TASK DETAILS - Retype the listing that follows, word for word.

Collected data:
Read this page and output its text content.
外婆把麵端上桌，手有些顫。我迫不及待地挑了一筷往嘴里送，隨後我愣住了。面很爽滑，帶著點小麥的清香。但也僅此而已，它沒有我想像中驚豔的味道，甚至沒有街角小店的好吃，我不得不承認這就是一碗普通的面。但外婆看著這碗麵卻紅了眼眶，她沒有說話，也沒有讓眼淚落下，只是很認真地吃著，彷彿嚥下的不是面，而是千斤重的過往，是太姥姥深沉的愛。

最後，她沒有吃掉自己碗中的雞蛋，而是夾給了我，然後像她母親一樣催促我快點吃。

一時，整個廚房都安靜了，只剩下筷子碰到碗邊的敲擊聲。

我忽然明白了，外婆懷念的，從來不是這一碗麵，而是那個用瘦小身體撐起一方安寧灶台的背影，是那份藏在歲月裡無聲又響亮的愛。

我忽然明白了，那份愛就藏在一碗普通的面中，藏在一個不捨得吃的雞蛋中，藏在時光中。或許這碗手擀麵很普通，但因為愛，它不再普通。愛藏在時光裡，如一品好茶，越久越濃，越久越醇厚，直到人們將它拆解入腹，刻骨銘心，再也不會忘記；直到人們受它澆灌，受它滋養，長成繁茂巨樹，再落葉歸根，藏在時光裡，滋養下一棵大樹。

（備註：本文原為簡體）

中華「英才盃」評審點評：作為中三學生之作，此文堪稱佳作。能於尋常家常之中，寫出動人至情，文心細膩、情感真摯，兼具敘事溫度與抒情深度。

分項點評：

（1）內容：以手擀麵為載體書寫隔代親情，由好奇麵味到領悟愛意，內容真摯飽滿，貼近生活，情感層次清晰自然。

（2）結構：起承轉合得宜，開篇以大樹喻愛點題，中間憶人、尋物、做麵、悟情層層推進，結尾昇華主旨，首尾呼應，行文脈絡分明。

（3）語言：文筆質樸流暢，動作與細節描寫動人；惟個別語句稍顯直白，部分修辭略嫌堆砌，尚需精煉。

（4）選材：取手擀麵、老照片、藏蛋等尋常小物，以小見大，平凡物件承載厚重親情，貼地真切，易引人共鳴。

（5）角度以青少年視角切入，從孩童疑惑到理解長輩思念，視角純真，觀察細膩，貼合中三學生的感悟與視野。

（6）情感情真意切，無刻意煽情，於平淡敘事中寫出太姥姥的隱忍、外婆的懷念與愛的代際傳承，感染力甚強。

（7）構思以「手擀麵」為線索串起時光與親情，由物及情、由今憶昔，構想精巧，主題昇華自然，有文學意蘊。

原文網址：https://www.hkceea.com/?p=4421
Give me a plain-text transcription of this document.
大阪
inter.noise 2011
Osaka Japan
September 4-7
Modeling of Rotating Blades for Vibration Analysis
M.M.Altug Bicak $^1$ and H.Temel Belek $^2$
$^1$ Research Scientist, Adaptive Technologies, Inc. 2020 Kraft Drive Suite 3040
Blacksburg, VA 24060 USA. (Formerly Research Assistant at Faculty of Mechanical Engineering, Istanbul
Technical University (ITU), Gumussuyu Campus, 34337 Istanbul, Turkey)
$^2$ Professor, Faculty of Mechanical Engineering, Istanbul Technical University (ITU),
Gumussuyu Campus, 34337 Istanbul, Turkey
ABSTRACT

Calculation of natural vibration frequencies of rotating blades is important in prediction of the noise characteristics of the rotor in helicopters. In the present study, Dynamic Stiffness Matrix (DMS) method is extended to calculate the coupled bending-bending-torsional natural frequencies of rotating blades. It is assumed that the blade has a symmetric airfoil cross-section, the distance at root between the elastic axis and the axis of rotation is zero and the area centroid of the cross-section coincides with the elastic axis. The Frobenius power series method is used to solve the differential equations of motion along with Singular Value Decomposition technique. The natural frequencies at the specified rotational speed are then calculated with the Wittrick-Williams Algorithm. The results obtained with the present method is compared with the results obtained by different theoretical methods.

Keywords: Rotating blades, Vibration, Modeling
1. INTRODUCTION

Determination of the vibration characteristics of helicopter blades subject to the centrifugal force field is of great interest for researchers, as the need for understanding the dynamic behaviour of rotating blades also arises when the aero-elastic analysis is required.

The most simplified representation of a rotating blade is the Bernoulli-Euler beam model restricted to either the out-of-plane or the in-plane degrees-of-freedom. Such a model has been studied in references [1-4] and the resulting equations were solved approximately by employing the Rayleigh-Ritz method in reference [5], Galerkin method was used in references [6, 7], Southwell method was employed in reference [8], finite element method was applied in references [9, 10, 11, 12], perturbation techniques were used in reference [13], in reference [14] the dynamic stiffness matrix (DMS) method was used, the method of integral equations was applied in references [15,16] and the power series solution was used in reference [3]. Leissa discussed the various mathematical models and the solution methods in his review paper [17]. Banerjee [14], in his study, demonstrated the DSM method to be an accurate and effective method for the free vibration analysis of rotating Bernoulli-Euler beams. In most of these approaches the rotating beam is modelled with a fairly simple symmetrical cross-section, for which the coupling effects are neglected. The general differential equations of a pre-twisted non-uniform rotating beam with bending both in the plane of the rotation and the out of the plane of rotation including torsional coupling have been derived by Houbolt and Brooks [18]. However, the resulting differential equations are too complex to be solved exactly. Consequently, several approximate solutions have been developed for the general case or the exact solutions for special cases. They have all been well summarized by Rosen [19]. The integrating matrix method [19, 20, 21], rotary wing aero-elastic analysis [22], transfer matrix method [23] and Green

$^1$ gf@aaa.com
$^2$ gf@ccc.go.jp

EXERCISE OUTPUT -
Read this page and output its text content.
外婆把麵端上桌，手有些顫。我迫不及待地挑了一筷往嘴里送，隨後我愣住了。面很爽滑，帶著點小麥的清香。但也僅此而已，它沒有我想像中驚豔的味道，甚至沒有街角小店的好吃，我不得不承認這就是一碗普通的面。但外婆看著這碗麵卻紅了眼眶，她沒有說話，也沒有讓眼淚落下，只是很認真地吃著，彷彿嚥下的不是面，而是千斤重的過往，是太姥姥深沉的愛。

最後，她沒有吃掉自己碗中的雞蛋，而是夾給了我，然後像她母親一樣催促我快點吃。

一時，整個廚房都安靜了，只剩下筷子碰到碗邊的敲擊聲。

我忽然明白了，外婆懷念的，從來不是這一碗麵，而是那個用瘦小身體撐起一方安寧灶台的背影，是那份藏在歲月裡無聲又響亮的愛。

我忽然明白了，那份愛就藏在一碗普通的面中，藏在一個不捨得吃的雞蛋中，藏在時光中。或許這碗手擀麵很普通，但因為愛，它不再普通。愛藏在時光裡，如一品好茶，越久越濃，越久越醇厚，直到人們將它拆解入腹，刻骨銘心，再也不會忘記；直到人們受它澆灌，受它滋養，長成繁茂巨樹，再落葉歸根，藏在時光裡，滋養下一棵大樹。

（備註：本文原為簡體）

中華「英才盃」評審點評：作為中三學生之作，此文堪稱佳作。能於尋常家常之中，寫出動人至情，文心細膩、情感真摯，兼具敘事溫度與抒情深度。

分項點評：

（1）內容：以手擀麵為載體書寫隔代親情，由好奇麵味到領悟愛意，內容真摯飽滿，貼近生活，情感層次清晰自然。

（2）結構：起承轉合得宜，開篇以大樹喻愛點題，中間憶人、尋物、做麵、悟情層層推進，結尾昇華主旨，首尾呼應，行文脈絡分明。

（3）語言：文筆質樸流暢，動作與細節描寫動人；惟個別語句稍顯直白，部分修辭略嫌堆砌，尚需精煉。

（4）選材：取手擀麵、老照片、藏蛋等尋常小物，以小見大，平凡物件承載厚重親情，貼地真切，易引人共鳴。

（5）角度以青少年視角切入，從孩童疑惑到理解長輩思念，視角純真，觀察細膩，貼合中三學生的感悟與視野。

（6）情感情真意切，無刻意煽情，於平淡敘事中寫出太姥姥的隱忍、外婆的懷念與愛的代際傳承，感染力甚強。

（7）構思以「手擀麵」為線索串起時光與親情，由物及情、由今憶昔，構想精巧，主題昇華自然，有文學意蘊。

原文網址：https://www.hkceea.com/?p=4421
Give me a plain-text transcription of this document.
大阪
inter.noise 2011
Osaka Japan
September 4-7
Modeling of Rotating Blades for Vibration Analysis
M.M.Altug Bicak $^1$ and H.Temel Belek $^2$
$^1$ Research Scientist, Adaptive Technologies, Inc. 2020 Kraft Drive Suite 3040
Blacksburg, VA 24060 USA. (Formerly Research Assistant at Faculty of Mechanical Engineering, Istanbul
Technical University (ITU), Gumussuyu Campus, 34337 Istanbul, Turkey)
$^2$ Professor, Faculty of Mechanical Engineering, Istanbul Technical University (ITU),
Gumussuyu Campus, 34337 Istanbul, Turkey
ABSTRACT

Calculation of natural vibration frequencies of rotating blades is important in prediction of the noise characteristics of the rotor in helicopters. In the present study, Dynamic Stiffness Matrix (DMS) method is extended to calculate the coupled bending-bending-torsional natural frequencies of rotating blades. It is assumed that the blade has a symmetric airfoil cross-section, the distance at root between the elastic axis and the axis of rotation is zero and the area centroid of the cross-section coincides with the elastic axis. The Frobenius power series method is used to solve the differential equations of motion along with Singular Value Decomposition technique. The natural frequencies at the specified rotational speed are then calculated with the Wittrick-Williams Algorithm. The results obtained with the present method is compared with the results obtained by different theoretical methods.

Keywords: Rotating blades, Vibration, Modeling
1. INTRODUCTION

Determination of the vibration characteristics of helicopter blades subject to the centrifugal force field is of great interest for researchers, as the need for understanding the dynamic behaviour of rotating blades also arises when the aero-elastic analysis is required.

The most simplified representation of a rotating blade is the Bernoulli-Euler beam model restricted to either the out-of-plane or the in-plane degrees-of-freedom. Such a model has been studied in references [1-4] and the resulting equations were solved approximately by employing the Rayleigh-Ritz method in reference [5], Galerkin method was used in references [6, 7], Southwell method was employed in reference [8], finite element method was applied in references [9, 10, 11, 12], perturbation techniques were used in reference [13], in reference [14] the dynamic stiffness matrix (DMS) method was used, the method of integral equations was applied in references [15,16] and the power series solution was used in reference [3]. Leissa discussed the various mathematical models and the solution methods in his review paper [17]. Banerjee [14], in his study, demonstrated the DSM method to be an accurate and effective method for the free vibration analysis of rotating Bernoulli-Euler beams. In most of these approaches the rotating beam is modelled with a fairly simple symmetrical cross-section, for which the coupling effects are neglected. The general differential equations of a pre-twisted non-uniform rotating beam with bending both in the plane of the rotation and the out of the plane of rotation including torsional coupling have been derived by Houbolt and Brooks [18]. However, the resulting differential equations are too complex to be solved exactly. Consequently, several approximate solutions have been developed for the general case or the exact solutions for special cases. They have all been well summarized by Rosen [19]. The integrating matrix method [19, 20, 21], rotary wing aero-elastic analysis [22], transfer matrix method [23] and Green

$^1$ gf@aaa.com
$^2$ gf@ccc.go.jp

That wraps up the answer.